[WORK TO COMPLETE] Go through the material below and copy all lines with "indent".

========================

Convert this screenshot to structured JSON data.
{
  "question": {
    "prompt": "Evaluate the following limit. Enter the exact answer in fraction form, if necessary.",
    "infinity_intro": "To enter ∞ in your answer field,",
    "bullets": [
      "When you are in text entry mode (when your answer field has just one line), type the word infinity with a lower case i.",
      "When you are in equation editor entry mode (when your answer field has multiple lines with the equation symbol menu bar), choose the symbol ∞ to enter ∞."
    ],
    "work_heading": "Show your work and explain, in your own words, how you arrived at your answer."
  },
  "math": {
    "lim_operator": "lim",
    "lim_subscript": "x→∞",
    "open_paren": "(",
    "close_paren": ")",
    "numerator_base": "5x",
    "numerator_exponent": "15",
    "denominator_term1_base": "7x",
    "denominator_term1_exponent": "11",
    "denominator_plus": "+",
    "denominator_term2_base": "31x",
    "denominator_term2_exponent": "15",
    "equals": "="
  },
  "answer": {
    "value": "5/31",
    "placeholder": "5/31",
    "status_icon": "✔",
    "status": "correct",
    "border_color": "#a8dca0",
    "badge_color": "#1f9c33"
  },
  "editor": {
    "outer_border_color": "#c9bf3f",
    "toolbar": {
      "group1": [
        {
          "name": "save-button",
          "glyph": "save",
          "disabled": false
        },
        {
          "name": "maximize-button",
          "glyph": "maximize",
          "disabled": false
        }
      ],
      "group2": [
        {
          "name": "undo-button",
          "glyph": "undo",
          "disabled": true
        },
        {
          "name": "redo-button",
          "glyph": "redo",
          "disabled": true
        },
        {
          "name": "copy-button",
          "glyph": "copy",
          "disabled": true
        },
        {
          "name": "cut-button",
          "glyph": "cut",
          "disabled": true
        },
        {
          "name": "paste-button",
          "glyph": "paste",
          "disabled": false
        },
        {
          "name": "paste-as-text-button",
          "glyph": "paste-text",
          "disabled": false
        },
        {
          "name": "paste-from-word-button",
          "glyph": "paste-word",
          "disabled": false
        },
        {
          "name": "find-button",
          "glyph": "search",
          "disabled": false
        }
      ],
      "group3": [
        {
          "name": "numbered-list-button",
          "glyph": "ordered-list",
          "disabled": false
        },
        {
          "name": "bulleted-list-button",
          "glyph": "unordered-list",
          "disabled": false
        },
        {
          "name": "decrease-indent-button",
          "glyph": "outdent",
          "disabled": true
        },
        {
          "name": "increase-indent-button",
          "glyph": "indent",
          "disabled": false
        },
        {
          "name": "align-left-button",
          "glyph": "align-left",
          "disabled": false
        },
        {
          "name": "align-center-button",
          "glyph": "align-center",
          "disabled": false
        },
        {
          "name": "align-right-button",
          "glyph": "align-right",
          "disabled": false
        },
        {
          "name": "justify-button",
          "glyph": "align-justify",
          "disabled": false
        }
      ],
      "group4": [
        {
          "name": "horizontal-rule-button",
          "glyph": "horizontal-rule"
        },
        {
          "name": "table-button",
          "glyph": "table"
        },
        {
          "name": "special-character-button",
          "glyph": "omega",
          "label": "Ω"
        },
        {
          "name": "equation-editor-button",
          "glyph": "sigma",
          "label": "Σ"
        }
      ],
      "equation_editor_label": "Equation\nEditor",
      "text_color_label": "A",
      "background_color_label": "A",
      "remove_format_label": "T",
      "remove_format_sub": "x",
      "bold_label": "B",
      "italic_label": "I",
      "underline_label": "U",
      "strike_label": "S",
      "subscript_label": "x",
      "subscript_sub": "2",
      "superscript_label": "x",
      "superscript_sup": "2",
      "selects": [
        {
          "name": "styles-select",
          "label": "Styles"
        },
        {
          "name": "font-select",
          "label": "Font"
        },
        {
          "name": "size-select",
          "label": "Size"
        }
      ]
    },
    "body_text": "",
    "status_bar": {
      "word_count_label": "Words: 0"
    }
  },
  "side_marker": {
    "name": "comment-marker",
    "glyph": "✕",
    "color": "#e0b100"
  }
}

========================

[IN RESPONSE]
          "name": "decrease-indent-button",
          "name": "increase-indent-button",
          "glyph": "indent",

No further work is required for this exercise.